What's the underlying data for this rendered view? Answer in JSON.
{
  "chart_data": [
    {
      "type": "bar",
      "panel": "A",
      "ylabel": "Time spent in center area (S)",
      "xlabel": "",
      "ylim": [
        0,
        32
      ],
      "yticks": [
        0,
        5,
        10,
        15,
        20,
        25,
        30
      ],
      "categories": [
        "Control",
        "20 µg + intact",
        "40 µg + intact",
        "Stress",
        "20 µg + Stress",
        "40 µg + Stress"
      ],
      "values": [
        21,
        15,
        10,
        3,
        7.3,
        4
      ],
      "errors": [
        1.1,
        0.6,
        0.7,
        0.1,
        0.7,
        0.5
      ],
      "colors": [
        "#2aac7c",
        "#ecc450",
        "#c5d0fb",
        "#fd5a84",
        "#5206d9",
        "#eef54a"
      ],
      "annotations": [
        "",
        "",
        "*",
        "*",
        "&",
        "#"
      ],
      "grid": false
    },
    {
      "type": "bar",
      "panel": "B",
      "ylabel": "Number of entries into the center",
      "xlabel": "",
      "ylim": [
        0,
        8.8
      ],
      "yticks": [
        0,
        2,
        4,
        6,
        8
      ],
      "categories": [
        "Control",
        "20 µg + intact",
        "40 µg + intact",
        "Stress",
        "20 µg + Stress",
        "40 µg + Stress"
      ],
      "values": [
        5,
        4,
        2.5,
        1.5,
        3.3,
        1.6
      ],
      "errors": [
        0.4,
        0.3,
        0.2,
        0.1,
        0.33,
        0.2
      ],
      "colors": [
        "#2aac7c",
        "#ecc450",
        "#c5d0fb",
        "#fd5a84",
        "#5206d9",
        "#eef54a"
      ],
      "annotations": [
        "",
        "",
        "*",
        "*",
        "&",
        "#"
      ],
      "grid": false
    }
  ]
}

*Work to be completed:* Copy each record from above without leaving any out.

*The output:*
What's the underlying data for this rendered view? Answer in JSON.
{
  "chart_data": [
    {
      "type": "bar",
      "panel": "A",
      "ylabel": "Time spent in center area (S)",
      "xlabel": "",
      "ylim": [
        0,
        32
      ],
      "yticks": [
        0,
        5,
        10,
        15,
        20,
        25,
        30
      ],
      "categories": [
        "Control",
        "20 µg + intact",
        "40 µg + intact",
        "Stress",
        "20 µg + Stress",
        "40 µg + Stress"
      ],
      "values": [
        21,
        15,
        10,
        3,
        7.3,
        4
      ],
      "errors": [
        1.1,
        0.6,
        0.7,
        0.1,
        0.7,
        0.5
      ],
      "colors": [
        "#2aac7c",
        "#ecc450",
        "#c5d0fb",
        "#fd5a84",
        "#5206d9",
        "#eef54a"
      ],
      "annotations": [
        "",
        "",
        "*",
        "*",
        "&",
        "#"
      ],
      "grid": false
    },
    {
      "type": "bar",
      "panel": "B",
      "ylabel": "Number of entries into the center",
      "xlabel": "",
      "ylim": [
        0,
        8.8
      ],
      "yticks": [
        0,
        2,
        4,
        6,
        8
      ],
      "categories": [
        "Control",
        "20 µg + intact",
        "40 µg + intact",
        "Stress",
        "20 µg + Stress",
        "40 µg + Stress"
      ],
      "values": [
        5,
        4,
        2.5,
        1.5,
        3.3,
        1.6
      ],
      "errors": [
        0.4,
        0.3,
        0.2,
        0.1,
        0.33,
        0.2
      ],
      "colors": [
        "#2aac7c",
        "#ecc450",
        "#c5d0fb",
        "#fd5a84",
        "#5206d9",
        "#eef54a"
      ],
      "annotations": [
        "",
        "",
        "*",
        "*",
        "&",
        "#"
      ],
      "grid": false
    }
  ]
}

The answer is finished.